Write out all the entries word for word, but skip any images.
☆ ☆ ☆ ☆ ☆
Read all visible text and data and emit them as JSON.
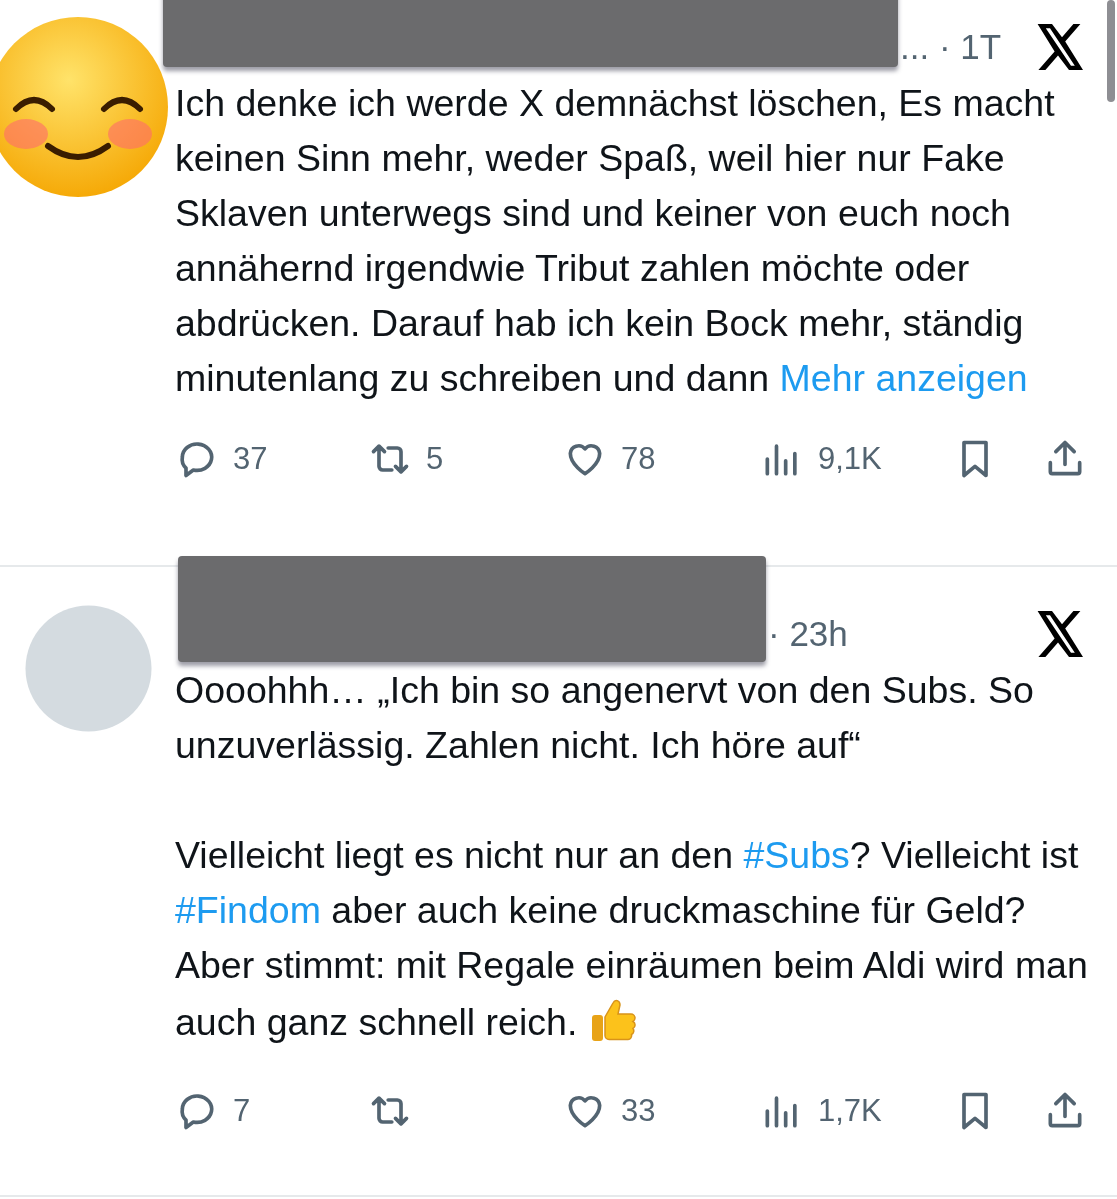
{
  "tweets": [
    {
      "avatar": {
        "kind": "emoji"
      },
      "redacted": true,
      "name_fragment": "...",
      "time": "· 1T",
      "paragraphs": [
        [
          {
            "kind": "text",
            "text": "Ich denke ich werde X demnächst löschen, Es macht keinen Sinn mehr, weder Spaß, weil hier nur Fake Sklaven unterwegs sind und keiner von euch noch annähernd irgendwie Tribut zahlen möchte oder abdrücken. Darauf hab ich kein Bock mehr, ständig minutenlang zu schreiben und dann "
          },
          {
            "kind": "more",
            "text": "Mehr anzeigen"
          }
        ]
      ],
      "stats": {
        "replies": "37",
        "reposts": "5",
        "likes": "78",
        "views": "9,1K"
      }
    },
    {
      "avatar": {
        "kind": "blank"
      },
      "redacted": true,
      "time": "· 23h",
      "paragraphs": [
        [
          {
            "kind": "text",
            "text": "Oooohhh… „Ich bin so angenervt von den Subs. So unzuverlässig. Zahlen nicht. Ich höre auf“"
          }
        ],
        [
          {
            "kind": "text",
            "text": "Vielleicht liegt es nicht nur an den "
          },
          {
            "kind": "hashtag",
            "text": "#Subs"
          },
          {
            "kind": "text",
            "text": "? Vielleicht ist "
          },
          {
            "kind": "hashtag",
            "text": "#Findom"
          },
          {
            "kind": "text",
            "text": " aber auch keine druckmaschine für Geld? Aber stimmt: mit Regale einräumen beim Aldi wird man auch ganz schnell reich. "
          },
          {
            "kind": "thumbs_emoji"
          }
        ]
      ],
      "stats": {
        "replies": "7",
        "likes": "33",
        "views": "1,7K"
      }
    }
  ]
}
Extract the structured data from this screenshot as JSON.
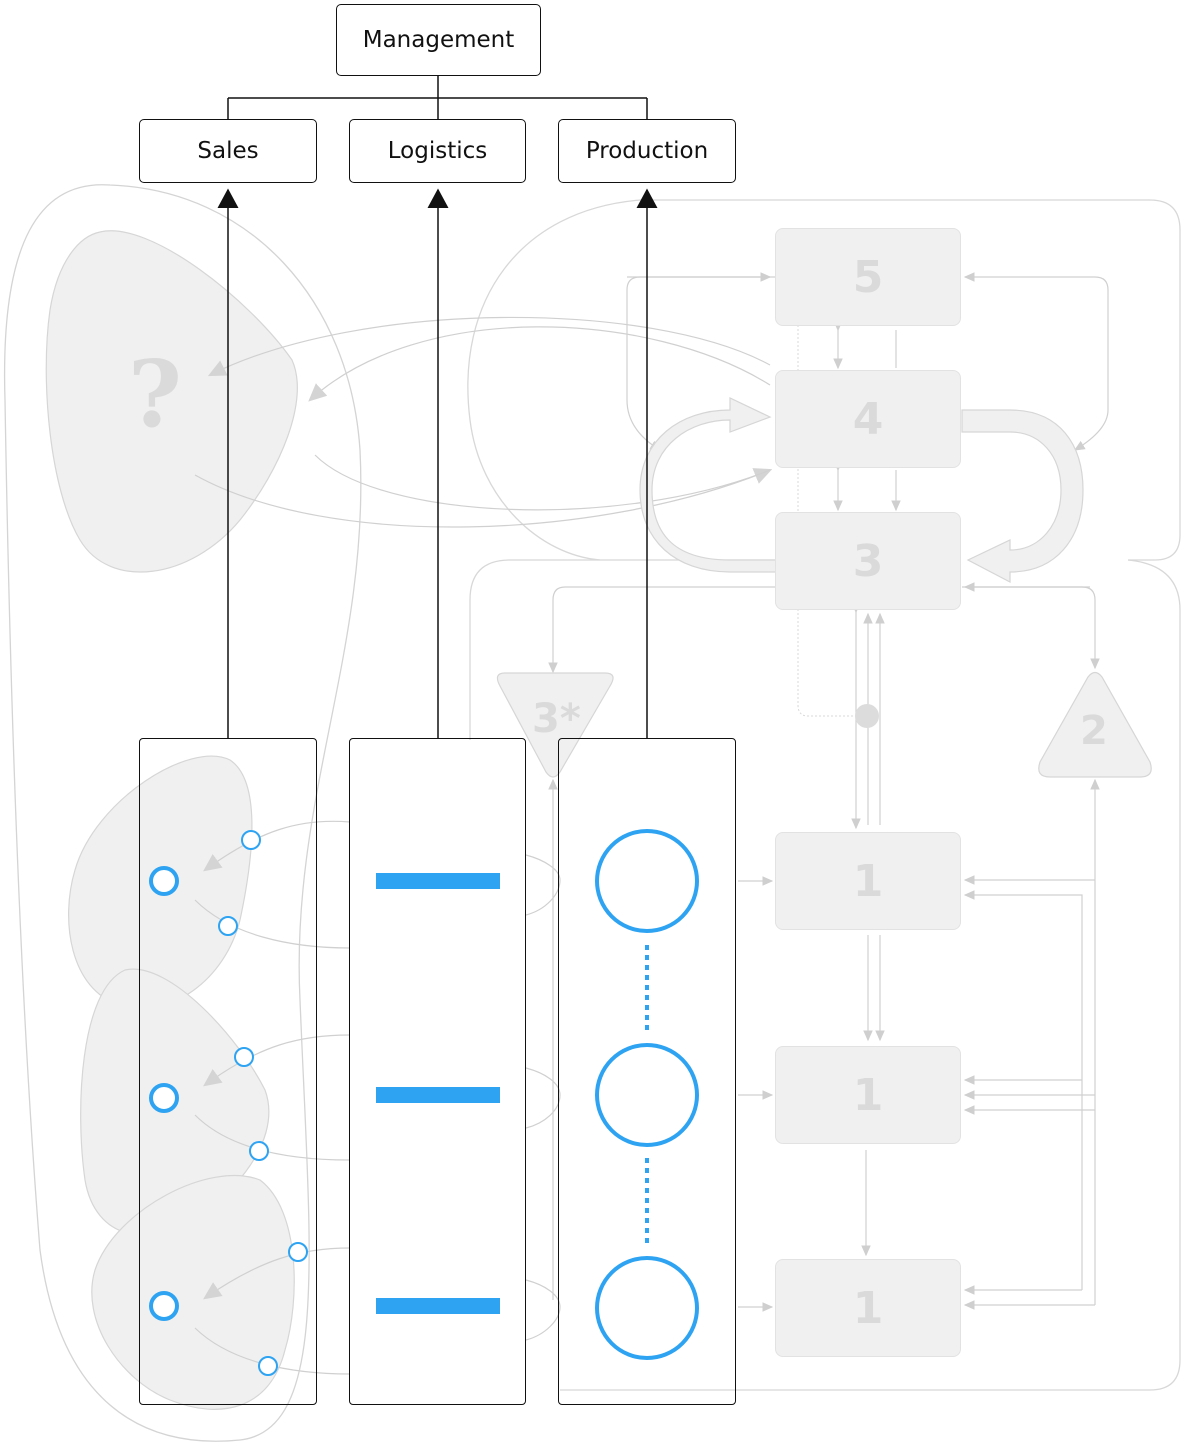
☆ ☆ ☆ ☆ ☆
**Solved exercise:**
Read all visible text and data and emit them as JSON.
{
  "tweets": [
    {
      "avatar": {
        "kind": "emoji"
      },
      "redacted": true,
      "name_fragment": "...",
      "time": "· 1T",
      "paragraphs": [
        [
          {
            "kind": "text",
            "text": "Ich denke ich werde X demnächst löschen, Es macht keinen Sinn mehr, weder Spaß, weil hier nur Fake Sklaven unterwegs sind und keiner von euch noch annähernd irgendwie Tribut zahlen möchte oder abdrücken. Darauf hab ich kein Bock mehr, ständig minutenlang zu schreiben und dann "
          },
          {
            "kind": "more",
            "text": "Mehr anzeigen"
          }
        ]
      ],
      "stats": {
        "replies": "37",
        "reposts": "5",
        "likes": "78",
        "views": "9,1K"
      }
    },
    {
      "avatar": {
        "kind": "blank"
      },
      "redacted": true,
      "time": "· 23h",
      "paragraphs": [
        [
          {
            "kind": "text",
            "text": "Oooohhh… „Ich bin so angenervt von den Subs. So unzuverlässig. Zahlen nicht. Ich höre auf“"
          }
        ],
        [
          {
            "kind": "text",
            "text": "Vielleicht liegt es nicht nur an den "
          },
          {
            "kind": "hashtag",
            "text": "#Subs"
          },
          {
            "kind": "text",
            "text": "? Vielleicht ist "
          },
          {
            "kind": "hashtag",
            "text": "#Findom"
          },
          {
            "kind": "text",
            "text": " aber auch keine druckmaschine für Geld? Aber stimmt: mit Regale einräumen beim Aldi wird man auch ganz schnell reich. "
          },
          {
            "kind": "thumbs_emoji"
          }
        ]
      ],
      "stats": {
        "replies": "7",
        "likes": "33",
        "views": "1,7K"
      }
    }
  ]
}
Extract the structured data from this screenshot as JSON.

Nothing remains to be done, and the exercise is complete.